MATERIAL FOR THIS TASK:
⟨

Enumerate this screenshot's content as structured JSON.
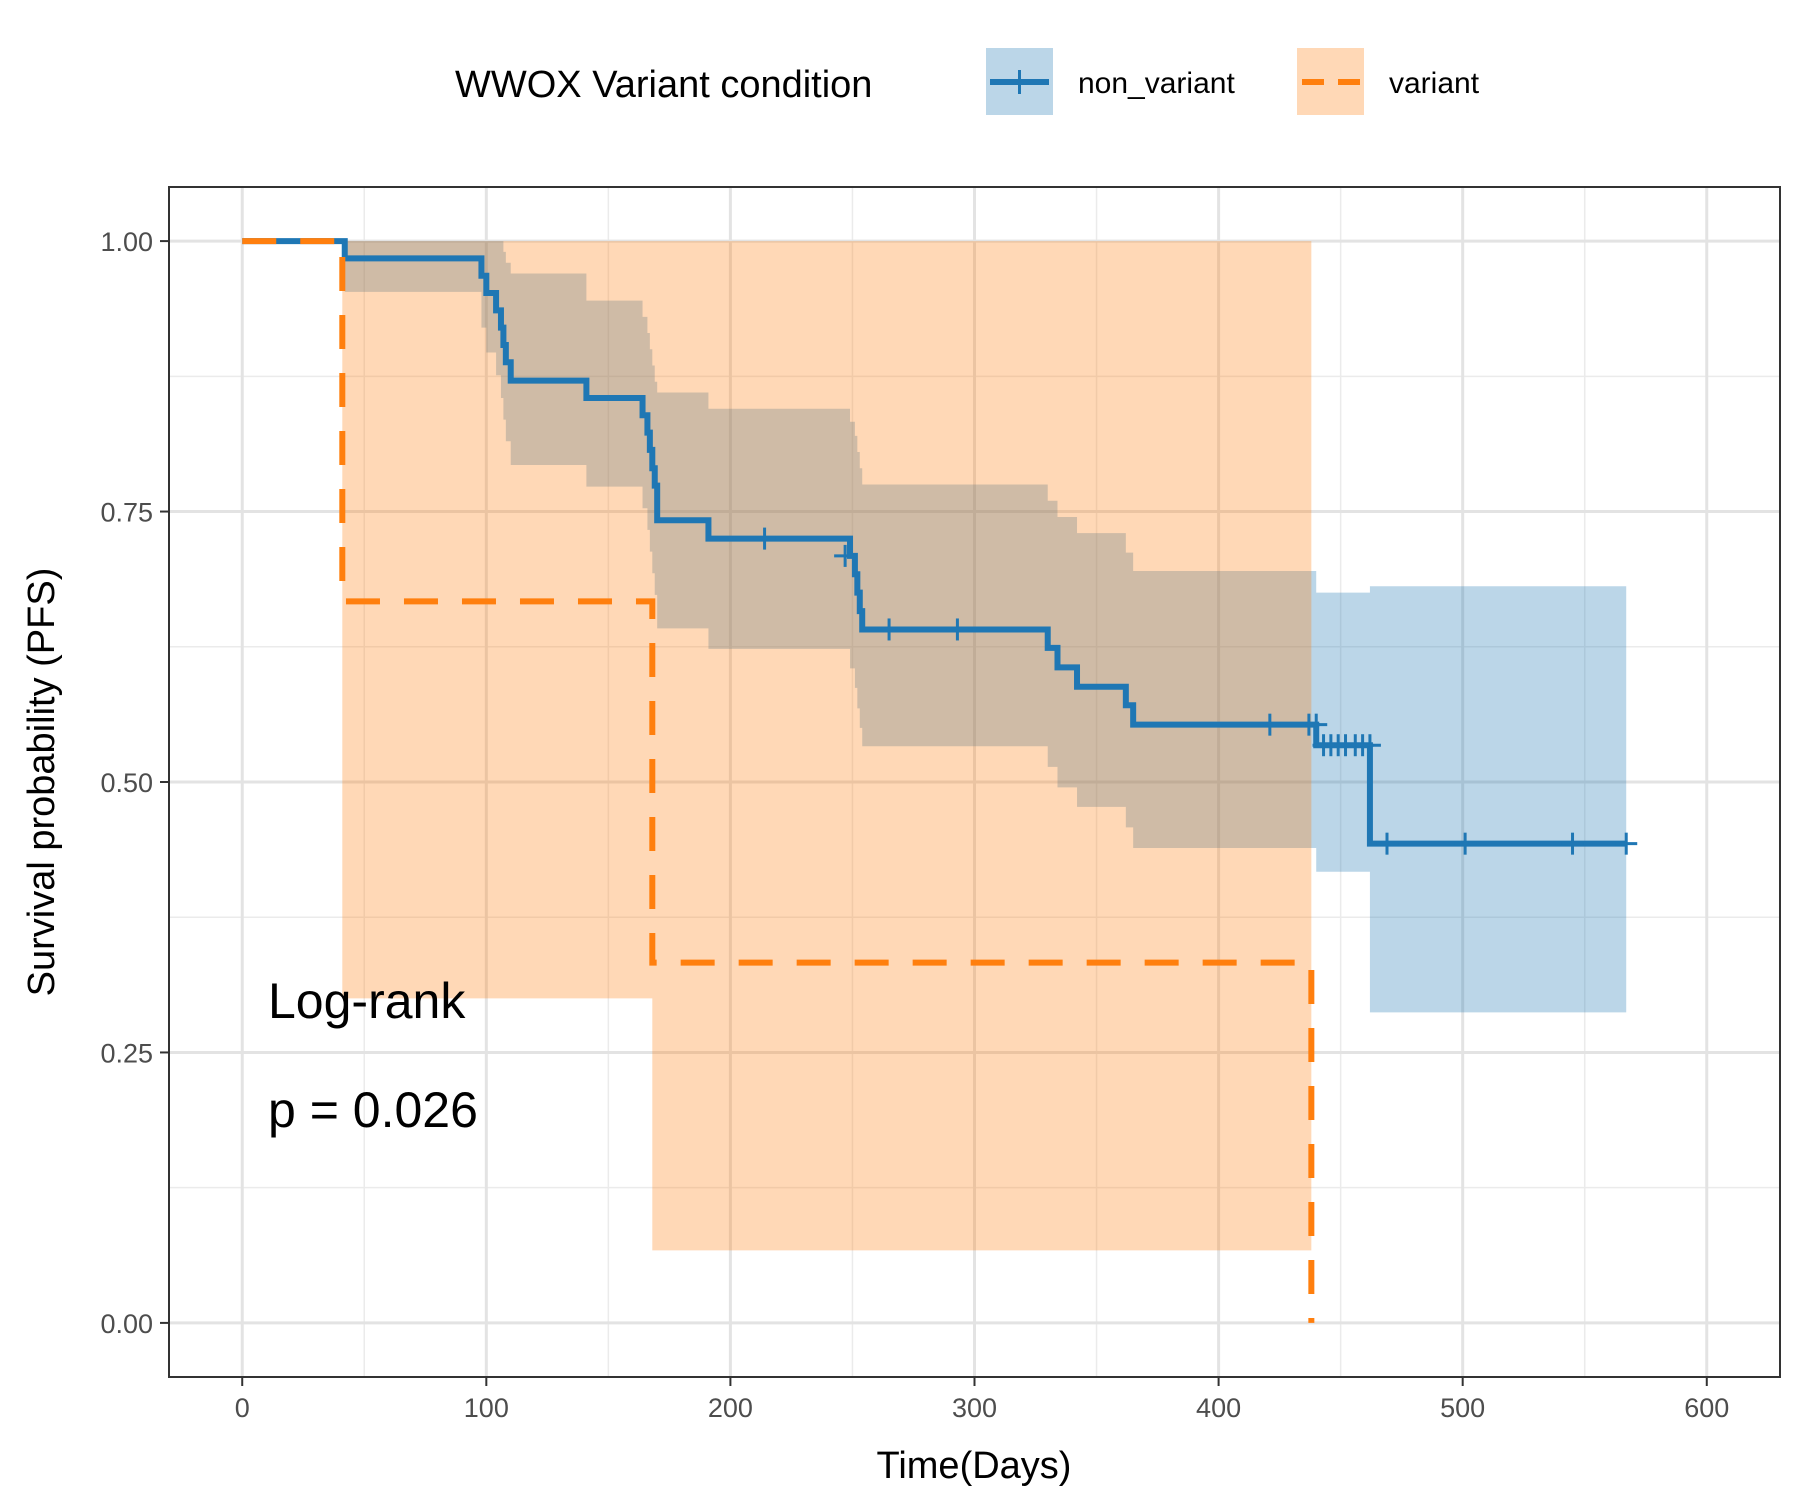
{
  "chart_data": {
    "type": "line",
    "subtype": "kaplan-meier",
    "title": "",
    "xlabel": "Time(Days)",
    "ylabel": "Survival probability (PFS)",
    "xlim": [
      -30,
      630
    ],
    "ylim": [
      -0.05,
      1.05
    ],
    "xticks": [
      0,
      100,
      200,
      300,
      400,
      500,
      600
    ],
    "yticks": [
      0,
      0.25,
      0.5,
      0.75,
      1.0
    ],
    "xtick_labels": [
      "0",
      "100",
      "200",
      "300",
      "400",
      "500",
      "600"
    ],
    "ytick_labels": [
      "0.00",
      "0.25",
      "0.50",
      "0.75",
      "1.00"
    ],
    "grid": true,
    "legend": {
      "title": "WWOX Variant condition",
      "placement": "top",
      "entries": [
        "non_variant",
        "variant"
      ]
    },
    "annotations": [
      "Log-rank",
      "p = 0.026"
    ],
    "series": [
      {
        "name": "non_variant",
        "color": "#1f77b4",
        "line_style": "solid",
        "steps": [
          [
            0,
            1.0
          ],
          [
            42,
            0.984
          ],
          [
            98,
            0.968
          ],
          [
            100,
            0.952
          ],
          [
            104,
            0.936
          ],
          [
            106,
            0.92
          ],
          [
            107,
            0.904
          ],
          [
            108,
            0.888
          ],
          [
            110,
            0.871
          ],
          [
            141,
            0.855
          ],
          [
            164,
            0.839
          ],
          [
            166,
            0.823
          ],
          [
            167,
            0.807
          ],
          [
            168,
            0.79
          ],
          [
            169,
            0.774
          ],
          [
            170,
            0.742
          ],
          [
            191,
            0.725
          ],
          [
            249,
            0.709
          ],
          [
            251,
            0.692
          ],
          [
            252,
            0.675
          ],
          [
            253,
            0.658
          ],
          [
            254,
            0.641
          ],
          [
            330,
            0.624
          ],
          [
            334,
            0.606
          ],
          [
            342,
            0.588
          ],
          [
            362,
            0.571
          ],
          [
            365,
            0.553
          ],
          [
            440,
            0.534
          ],
          [
            462,
            0.443
          ],
          [
            567,
            0.443
          ]
        ],
        "censored": [
          [
            214,
            0.725
          ],
          [
            247,
            0.709
          ],
          [
            265,
            0.641
          ],
          [
            293,
            0.641
          ],
          [
            421,
            0.553
          ],
          [
            437,
            0.553
          ],
          [
            440,
            0.553
          ],
          [
            443,
            0.534
          ],
          [
            446,
            0.534
          ],
          [
            449,
            0.534
          ],
          [
            452,
            0.534
          ],
          [
            456,
            0.534
          ],
          [
            459,
            0.534
          ],
          [
            462,
            0.534
          ],
          [
            469,
            0.443
          ],
          [
            501,
            0.443
          ],
          [
            545,
            0.443
          ],
          [
            567,
            0.443
          ]
        ],
        "ci_band": [
          [
            0,
            1.0,
            1.0
          ],
          [
            42,
            0.953,
            1.0
          ],
          [
            98,
            0.92,
            1.0
          ],
          [
            100,
            0.897,
            1.0
          ],
          [
            104,
            0.876,
            1.0
          ],
          [
            106,
            0.855,
            1.0
          ],
          [
            107,
            0.835,
            0.99
          ],
          [
            108,
            0.815,
            0.98
          ],
          [
            110,
            0.793,
            0.97
          ],
          [
            141,
            0.773,
            0.945
          ],
          [
            164,
            0.753,
            0.93
          ],
          [
            166,
            0.733,
            0.915
          ],
          [
            167,
            0.713,
            0.9
          ],
          [
            168,
            0.693,
            0.885
          ],
          [
            169,
            0.673,
            0.87
          ],
          [
            170,
            0.642,
            0.86
          ],
          [
            191,
            0.623,
            0.845
          ],
          [
            249,
            0.605,
            0.833
          ],
          [
            251,
            0.587,
            0.82
          ],
          [
            252,
            0.568,
            0.805
          ],
          [
            253,
            0.55,
            0.79
          ],
          [
            254,
            0.533,
            0.775
          ],
          [
            330,
            0.514,
            0.76
          ],
          [
            334,
            0.495,
            0.745
          ],
          [
            342,
            0.477,
            0.73
          ],
          [
            362,
            0.458,
            0.712
          ],
          [
            365,
            0.439,
            0.695
          ],
          [
            440,
            0.417,
            0.675
          ],
          [
            462,
            0.287,
            0.681
          ],
          [
            567,
            0.287,
            0.681
          ]
        ]
      },
      {
        "name": "variant",
        "color": "#ff7f0e",
        "line_style": "dashed",
        "steps": [
          [
            0,
            1.0
          ],
          [
            41,
            0.667
          ],
          [
            168,
            0.333
          ],
          [
            438,
            0.0
          ]
        ],
        "censored": [],
        "ci_band": [
          [
            0,
            1.0,
            1.0
          ],
          [
            41,
            0.3,
            1.0
          ],
          [
            168,
            0.067,
            1.0
          ],
          [
            438,
            0.067,
            1.0
          ]
        ]
      }
    ]
  }
}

⟩

EXERCISE REQUIREMENTS:
Gather each line in the data that holds the string "title".

SOLVED EXERCISE:
    "title": "",
      "title": "WWOX Variant condition",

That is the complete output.